--- Instructions to follow ---
Read the listing and extract each line that includes the word "model".

Records from a data collection
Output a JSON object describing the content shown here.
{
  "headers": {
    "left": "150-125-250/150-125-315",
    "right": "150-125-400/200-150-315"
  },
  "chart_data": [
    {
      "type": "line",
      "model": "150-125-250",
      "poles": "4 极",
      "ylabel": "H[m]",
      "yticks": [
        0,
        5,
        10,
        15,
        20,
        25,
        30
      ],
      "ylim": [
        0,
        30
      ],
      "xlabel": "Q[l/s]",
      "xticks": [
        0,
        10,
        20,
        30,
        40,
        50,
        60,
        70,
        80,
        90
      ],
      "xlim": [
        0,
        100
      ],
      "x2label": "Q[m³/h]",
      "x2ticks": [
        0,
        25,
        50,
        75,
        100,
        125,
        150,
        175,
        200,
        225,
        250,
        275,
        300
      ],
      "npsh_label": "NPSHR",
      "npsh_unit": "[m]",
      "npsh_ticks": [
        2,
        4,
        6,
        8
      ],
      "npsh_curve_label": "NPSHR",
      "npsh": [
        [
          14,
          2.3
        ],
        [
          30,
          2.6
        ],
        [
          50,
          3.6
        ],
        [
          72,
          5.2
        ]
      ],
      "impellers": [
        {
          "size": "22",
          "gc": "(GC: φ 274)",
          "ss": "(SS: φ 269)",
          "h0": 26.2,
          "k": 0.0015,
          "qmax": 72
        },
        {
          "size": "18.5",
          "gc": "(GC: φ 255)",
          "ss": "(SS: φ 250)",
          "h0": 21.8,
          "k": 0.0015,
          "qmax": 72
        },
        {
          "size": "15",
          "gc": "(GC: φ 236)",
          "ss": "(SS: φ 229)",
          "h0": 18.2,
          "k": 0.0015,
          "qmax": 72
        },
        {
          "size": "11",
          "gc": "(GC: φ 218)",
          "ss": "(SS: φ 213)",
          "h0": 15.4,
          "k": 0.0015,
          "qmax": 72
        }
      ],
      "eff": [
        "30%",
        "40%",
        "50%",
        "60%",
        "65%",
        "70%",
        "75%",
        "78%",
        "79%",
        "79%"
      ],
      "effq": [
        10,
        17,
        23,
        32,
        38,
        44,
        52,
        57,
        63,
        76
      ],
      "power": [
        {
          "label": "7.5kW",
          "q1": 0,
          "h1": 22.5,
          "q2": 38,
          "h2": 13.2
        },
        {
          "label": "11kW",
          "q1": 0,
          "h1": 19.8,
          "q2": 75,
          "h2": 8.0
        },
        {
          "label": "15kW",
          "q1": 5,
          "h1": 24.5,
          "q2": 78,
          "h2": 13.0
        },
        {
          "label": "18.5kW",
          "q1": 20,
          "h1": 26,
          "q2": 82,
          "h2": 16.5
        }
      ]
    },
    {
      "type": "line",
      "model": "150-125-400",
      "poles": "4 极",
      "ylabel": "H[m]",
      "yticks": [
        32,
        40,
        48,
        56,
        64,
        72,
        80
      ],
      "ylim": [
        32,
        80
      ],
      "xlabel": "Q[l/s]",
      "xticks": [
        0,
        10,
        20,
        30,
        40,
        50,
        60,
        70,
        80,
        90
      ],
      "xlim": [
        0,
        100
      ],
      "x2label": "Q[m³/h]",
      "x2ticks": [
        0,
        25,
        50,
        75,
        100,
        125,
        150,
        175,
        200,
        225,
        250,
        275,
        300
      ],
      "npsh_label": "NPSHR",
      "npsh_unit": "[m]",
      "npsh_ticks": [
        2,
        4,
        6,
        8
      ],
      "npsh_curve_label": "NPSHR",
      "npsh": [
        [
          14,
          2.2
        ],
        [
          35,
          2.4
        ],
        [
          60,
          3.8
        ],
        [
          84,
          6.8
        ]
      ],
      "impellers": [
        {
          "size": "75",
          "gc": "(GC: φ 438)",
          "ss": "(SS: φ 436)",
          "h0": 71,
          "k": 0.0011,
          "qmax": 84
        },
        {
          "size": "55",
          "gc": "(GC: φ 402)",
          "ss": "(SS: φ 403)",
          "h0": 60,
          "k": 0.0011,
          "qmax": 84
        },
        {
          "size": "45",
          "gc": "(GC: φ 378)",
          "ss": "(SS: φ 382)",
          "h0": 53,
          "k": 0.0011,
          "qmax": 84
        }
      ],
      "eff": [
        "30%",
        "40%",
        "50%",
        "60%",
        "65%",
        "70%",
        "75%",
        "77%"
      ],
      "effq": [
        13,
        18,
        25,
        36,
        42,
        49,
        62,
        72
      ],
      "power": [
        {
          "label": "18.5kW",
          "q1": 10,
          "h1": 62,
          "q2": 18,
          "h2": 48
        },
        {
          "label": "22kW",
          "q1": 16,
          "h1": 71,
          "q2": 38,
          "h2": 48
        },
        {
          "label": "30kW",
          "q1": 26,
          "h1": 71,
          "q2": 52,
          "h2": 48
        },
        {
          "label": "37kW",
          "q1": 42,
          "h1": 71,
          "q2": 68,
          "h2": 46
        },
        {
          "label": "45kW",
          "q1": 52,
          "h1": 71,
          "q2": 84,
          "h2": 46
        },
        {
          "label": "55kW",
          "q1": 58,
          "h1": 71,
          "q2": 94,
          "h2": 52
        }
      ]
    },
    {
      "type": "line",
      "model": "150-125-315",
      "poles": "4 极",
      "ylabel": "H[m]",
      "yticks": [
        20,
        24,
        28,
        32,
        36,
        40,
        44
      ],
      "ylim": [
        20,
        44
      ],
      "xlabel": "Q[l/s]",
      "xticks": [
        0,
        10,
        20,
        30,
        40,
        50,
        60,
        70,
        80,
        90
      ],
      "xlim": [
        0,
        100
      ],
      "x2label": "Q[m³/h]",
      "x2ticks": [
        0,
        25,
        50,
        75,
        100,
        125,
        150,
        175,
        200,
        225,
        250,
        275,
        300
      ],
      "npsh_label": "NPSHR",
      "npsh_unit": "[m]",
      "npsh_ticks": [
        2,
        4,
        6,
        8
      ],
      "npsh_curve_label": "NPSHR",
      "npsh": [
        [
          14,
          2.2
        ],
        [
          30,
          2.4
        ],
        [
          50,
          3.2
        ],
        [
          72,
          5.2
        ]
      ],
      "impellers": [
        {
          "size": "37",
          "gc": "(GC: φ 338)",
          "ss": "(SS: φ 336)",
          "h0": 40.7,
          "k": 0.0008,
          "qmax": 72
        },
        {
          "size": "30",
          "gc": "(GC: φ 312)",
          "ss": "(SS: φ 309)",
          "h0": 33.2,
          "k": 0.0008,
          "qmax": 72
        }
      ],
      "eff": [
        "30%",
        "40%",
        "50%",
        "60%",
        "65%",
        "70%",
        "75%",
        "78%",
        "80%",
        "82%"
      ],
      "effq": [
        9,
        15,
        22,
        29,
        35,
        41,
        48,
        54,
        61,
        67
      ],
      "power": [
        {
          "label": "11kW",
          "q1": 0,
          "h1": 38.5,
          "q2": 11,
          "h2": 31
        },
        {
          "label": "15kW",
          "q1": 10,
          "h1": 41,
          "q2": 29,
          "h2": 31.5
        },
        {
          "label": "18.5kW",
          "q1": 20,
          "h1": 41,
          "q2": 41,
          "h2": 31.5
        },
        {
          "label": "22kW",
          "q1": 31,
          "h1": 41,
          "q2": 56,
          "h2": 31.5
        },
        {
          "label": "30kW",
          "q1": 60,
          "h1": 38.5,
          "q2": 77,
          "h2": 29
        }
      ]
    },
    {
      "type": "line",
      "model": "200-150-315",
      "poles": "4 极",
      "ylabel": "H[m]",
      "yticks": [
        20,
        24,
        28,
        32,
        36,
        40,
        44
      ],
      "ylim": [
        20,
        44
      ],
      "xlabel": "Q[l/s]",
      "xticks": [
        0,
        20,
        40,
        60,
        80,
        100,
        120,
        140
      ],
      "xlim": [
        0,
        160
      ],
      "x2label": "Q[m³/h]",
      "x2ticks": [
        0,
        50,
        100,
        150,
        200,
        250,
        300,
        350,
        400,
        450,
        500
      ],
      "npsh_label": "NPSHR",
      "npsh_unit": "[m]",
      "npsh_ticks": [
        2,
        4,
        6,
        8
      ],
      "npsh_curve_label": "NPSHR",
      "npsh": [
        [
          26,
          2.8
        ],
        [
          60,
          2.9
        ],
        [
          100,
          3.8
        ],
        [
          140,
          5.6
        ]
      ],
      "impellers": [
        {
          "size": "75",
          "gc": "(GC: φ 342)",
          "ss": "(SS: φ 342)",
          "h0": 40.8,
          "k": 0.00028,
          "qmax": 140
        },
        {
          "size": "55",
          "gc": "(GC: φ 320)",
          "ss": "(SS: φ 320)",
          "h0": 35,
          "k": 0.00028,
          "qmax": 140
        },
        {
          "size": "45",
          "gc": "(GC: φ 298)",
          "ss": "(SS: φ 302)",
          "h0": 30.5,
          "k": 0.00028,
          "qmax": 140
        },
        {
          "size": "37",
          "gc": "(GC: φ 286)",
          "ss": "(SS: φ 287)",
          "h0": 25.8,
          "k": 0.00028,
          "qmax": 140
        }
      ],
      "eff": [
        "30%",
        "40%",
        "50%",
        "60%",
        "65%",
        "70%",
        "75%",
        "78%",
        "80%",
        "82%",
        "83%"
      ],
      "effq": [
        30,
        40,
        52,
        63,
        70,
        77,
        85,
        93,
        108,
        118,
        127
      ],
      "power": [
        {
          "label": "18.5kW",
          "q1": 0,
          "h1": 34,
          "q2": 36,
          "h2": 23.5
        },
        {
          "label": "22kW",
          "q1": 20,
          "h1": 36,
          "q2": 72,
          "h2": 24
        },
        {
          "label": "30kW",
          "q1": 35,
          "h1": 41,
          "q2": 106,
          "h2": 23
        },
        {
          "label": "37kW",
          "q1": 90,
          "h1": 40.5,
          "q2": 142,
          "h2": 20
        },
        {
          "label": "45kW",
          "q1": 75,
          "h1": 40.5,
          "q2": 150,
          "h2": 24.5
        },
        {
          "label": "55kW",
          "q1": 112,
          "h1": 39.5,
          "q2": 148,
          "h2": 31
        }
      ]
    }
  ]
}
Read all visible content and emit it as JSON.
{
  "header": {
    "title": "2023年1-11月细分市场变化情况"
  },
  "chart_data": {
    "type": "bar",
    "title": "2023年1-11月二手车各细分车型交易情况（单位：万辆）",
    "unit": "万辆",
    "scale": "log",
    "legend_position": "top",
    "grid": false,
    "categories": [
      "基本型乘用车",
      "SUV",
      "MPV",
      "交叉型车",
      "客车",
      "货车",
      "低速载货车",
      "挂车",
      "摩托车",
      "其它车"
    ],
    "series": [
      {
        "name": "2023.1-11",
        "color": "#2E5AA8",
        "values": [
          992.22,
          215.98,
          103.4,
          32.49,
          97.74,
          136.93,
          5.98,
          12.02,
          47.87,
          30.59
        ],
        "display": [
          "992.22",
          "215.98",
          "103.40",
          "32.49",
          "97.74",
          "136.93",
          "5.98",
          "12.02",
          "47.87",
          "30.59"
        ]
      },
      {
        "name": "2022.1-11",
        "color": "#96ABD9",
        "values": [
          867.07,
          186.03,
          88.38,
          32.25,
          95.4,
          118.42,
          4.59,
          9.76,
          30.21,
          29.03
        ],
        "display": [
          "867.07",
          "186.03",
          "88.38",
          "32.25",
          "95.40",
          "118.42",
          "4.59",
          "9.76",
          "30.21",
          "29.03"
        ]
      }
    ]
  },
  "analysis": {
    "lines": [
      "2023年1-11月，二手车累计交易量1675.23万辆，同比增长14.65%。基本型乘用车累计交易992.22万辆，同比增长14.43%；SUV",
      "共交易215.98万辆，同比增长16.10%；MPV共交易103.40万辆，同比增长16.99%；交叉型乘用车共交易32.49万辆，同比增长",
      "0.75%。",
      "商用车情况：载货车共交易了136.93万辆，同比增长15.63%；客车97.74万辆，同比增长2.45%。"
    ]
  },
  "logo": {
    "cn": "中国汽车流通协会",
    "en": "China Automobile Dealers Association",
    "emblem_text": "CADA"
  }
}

--- Written response ---
      "model": "150-125-250",
      "model": "150-125-400",
      "model": "150-125-315",
      "model": "200-150-315",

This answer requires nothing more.